[Start ARTICLE]

Thank you. I hope you can hear me well; if not, ask me, and I will speak up.
I'm a labour economist at the University of Guelph and I think I'm here because my specialization is in program evaluation. Most of my work looks at how to evaluate all these active labour market policies: what the right methodology is, the literature, what the conclusions are, how we can interpret all of these findings.
First of all, I want to congratulate whoever put out the report. It's an excellently written report, and it's public. I'm going to use it in class. I wish the media would use it more often, because there many misconceptions going around. It had lots of numbers, which I love.
I think I'm here for the part about the employment benefits and support measures evaluation. There has been a medium- to long-term evaluation of outcomes over five years for people who have gone through these programs.
Now, I have to say that I'm lost in acronyms, Maybe you're better than I am with the acronyms—I don't know—because although we define the same concepts, the literature has one name, and each country has its own definition. So I'm going to try to be less confusing.
Again I'm going to talk about the evaluation of EBSM, employment benefits and support measures. We can split them into two, employment benefits and support measures.
Employment benefits are a bit more expensive. They refer directly to cash that we pay for individuals to go to training, or targeted wage subsidies, or creating jobs especially for the individuals who come to these programs. On the support measures—the other part of EBSM—I'm only going to talk about employment assistance services, which the literature also calls job search assistance.
Let me from the get-go mention that when we look at these evaluations, we as economists tend to focus on the efficiency goal of these evaluations. There is also an equity level, about which we say, perhaps these programs are in place to help the neediest, who otherwise would have access to no other types of services. While we acknowledge that, when we look at the hard numbers we are focused mostly on the efficiency side, and so we tend to ignore the equity part, although the other speakers have well addressed it, and we tend to see how much these programs are worth—what the bang for the buck is, if you want.
This long-term evaluation has found very large impacts for the skill development programs. These programs are for unemployed people who are on benefits and can qualify for training. We look at the impact on four types of outcomes: their earnings, their probability of being employed, their probability of being on EI, and the amount of benefits they claim on EI for one and up to five years after they have gone through this program.
We looked at the impact of the program in the early 2000s. What the evaluation found was very large impacts for the skills training programs, I think a bit larger than the literature finds, and for a couple of reasons.
One is that maybe the methodology is somewhat geared—and if I have time, I may explain why—towards finding higher impacts. That's one possibility that goes against the large impacts that were found.
Another possibility is that we looked at long-term impacts. Most evaluations look at a year or at most two years after the training happens, but here we go up to five years. There is an emerging literature that shows that longer-term impacts could be higher for people who have gone through these training programs.
So let us go back to the expensive programs. The skill development, the training, seems to have a very large impact. On targeted wage subsidies and earning supplements, there is mixed evidence. People seem to move on and off employment insurance in subsequent years. Maybe they learn how the system works; maybe being in a targeted wage subsidy program gives them enough labour market experience that they can claim benefits. That is a more mixed kind of evidence.
We have very bad evidence for self-employment programs, but the report acknowledges, and I agree, that we don't measure self-employment programs well, because we look at earnings outcomes, and the self-employed have other types of benefits—the way they file taxes, the way the tax incentives are, the way they build the business. We should look at the rate of success or failure of their self-employment business, because the outcomes that we look at currently are not very relevant for them.

[End ARTICLE]

TASKS TO CARRY OUT =
(a) According to the remarks on employment program evaluation, which four outcomes were measured for people who went through the skill development programs?
(b) Write a continuation of the remarks on employment program evaluation, beginning right after their final sentence.
The records are not needed for any of this work.

[Start RECORDED INFORMATION]

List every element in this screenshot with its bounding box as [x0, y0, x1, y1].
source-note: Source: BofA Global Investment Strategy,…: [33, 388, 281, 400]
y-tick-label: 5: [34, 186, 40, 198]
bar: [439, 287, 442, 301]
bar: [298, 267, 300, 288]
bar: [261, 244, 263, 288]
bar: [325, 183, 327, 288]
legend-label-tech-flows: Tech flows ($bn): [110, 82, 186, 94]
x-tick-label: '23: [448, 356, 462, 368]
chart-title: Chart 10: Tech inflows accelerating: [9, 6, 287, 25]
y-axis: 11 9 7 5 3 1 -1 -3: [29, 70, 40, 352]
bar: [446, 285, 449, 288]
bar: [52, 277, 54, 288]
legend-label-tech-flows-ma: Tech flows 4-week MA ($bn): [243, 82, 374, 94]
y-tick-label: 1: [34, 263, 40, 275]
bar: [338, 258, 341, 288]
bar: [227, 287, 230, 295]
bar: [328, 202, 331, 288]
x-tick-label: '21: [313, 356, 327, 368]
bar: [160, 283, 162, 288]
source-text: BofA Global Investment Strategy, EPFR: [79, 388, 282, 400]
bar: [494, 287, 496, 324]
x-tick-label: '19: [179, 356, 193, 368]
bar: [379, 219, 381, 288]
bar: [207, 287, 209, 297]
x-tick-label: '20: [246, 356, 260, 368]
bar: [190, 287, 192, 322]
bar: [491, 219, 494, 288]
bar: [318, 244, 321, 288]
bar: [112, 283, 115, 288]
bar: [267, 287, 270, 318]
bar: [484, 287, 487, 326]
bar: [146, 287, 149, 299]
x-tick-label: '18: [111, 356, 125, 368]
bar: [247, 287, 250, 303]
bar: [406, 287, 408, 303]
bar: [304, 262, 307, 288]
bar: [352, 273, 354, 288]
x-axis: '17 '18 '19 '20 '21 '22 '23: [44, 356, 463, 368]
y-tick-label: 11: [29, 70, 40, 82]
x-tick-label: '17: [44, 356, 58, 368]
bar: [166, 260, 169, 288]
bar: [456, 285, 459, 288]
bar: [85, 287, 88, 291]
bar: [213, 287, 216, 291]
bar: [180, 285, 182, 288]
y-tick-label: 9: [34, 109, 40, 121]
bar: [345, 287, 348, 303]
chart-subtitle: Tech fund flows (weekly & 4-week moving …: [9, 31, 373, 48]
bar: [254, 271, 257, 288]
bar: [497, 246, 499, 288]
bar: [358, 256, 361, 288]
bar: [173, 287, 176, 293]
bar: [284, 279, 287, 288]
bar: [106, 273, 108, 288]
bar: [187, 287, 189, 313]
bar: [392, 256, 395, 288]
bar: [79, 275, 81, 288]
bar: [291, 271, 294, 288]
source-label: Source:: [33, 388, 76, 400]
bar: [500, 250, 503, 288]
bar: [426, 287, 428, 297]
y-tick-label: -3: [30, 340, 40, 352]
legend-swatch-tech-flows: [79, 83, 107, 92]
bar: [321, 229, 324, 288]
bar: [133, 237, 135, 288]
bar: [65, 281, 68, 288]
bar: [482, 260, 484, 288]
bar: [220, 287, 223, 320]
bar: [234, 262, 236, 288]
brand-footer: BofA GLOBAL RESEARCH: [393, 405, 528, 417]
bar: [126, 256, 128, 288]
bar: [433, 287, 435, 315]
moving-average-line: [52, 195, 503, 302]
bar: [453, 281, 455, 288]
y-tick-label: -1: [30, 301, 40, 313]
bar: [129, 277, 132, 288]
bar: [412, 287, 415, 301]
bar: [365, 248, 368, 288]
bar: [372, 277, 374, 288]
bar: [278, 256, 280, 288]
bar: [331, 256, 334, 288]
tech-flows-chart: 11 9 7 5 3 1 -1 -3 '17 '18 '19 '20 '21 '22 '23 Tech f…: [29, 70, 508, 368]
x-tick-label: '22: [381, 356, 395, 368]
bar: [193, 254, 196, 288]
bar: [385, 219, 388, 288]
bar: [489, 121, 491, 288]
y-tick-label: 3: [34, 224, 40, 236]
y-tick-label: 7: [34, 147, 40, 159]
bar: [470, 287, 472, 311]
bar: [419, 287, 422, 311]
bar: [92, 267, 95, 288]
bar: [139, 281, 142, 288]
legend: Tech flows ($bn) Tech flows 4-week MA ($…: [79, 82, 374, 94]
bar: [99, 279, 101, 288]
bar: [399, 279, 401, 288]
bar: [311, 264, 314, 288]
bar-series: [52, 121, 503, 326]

[End RECORDED INFORMATION]

THE RESULTS =
(a)
1. Their earnings
2. Their probability of being employed
3. Their probability of being on EI
4. The amount of benefits they claim on EI

(b)
Concerning job creation partnerships, the [Inaudible--Editor] employment created jobs. I hope there is not a typo, because while the report didn't talk much about it, there were huge employment benefits in years four and five. If it's not a typo, I think we really need to look into it. If it does have huge employment benefits, maybe it's even a contribution to the theoretical literature, because we tend to think that these job creation programs don't do too well. It's true, if we look at our own evaluation that I am talking about, they don't do too well in the first year or the second year; they pick up in year four and year five. And if this is true, and further evaluation shows that this is true, maybe we should put more money and more energy into these job creation partnerships, if truly the impact in years four and five is this high.
So these are the expensive ones. The cheaper one is the employment assistance service, the job search assistance programs where you just teach people how to write their resumé, how to dress for an interview, and what to say at the interview. It is the darling of all labour market programs because it's very cheap. It doesn't cost as much as to retrain a worker in a new occupation. You just put them in a classroom or one-on-one interventions and just tell them how to behave at an interview, and it's very successful. The impacts are modest. They are not huge, but they are very consistent all across time and easy to implement, easy to deliver.
So what has happened is that a lot of the provinces have switched their attention and focus on these employment assistance services because they work and they are cheap. I don't want to put them down too much, but I think we have to be very careful here because emerging evidence shows that, while they are effective, they are mostly displacement programs. They do not create new jobs; they do not benefit in terms of productivity. It's just that you direct an individual to a job that could have been occupied by another equally qualified individual, but this other individual gets displaced from the job because they didn't come to this particular program. So yes, they are cheap and they seem to be effective, but they do not create new jobs; they do not improve productivity.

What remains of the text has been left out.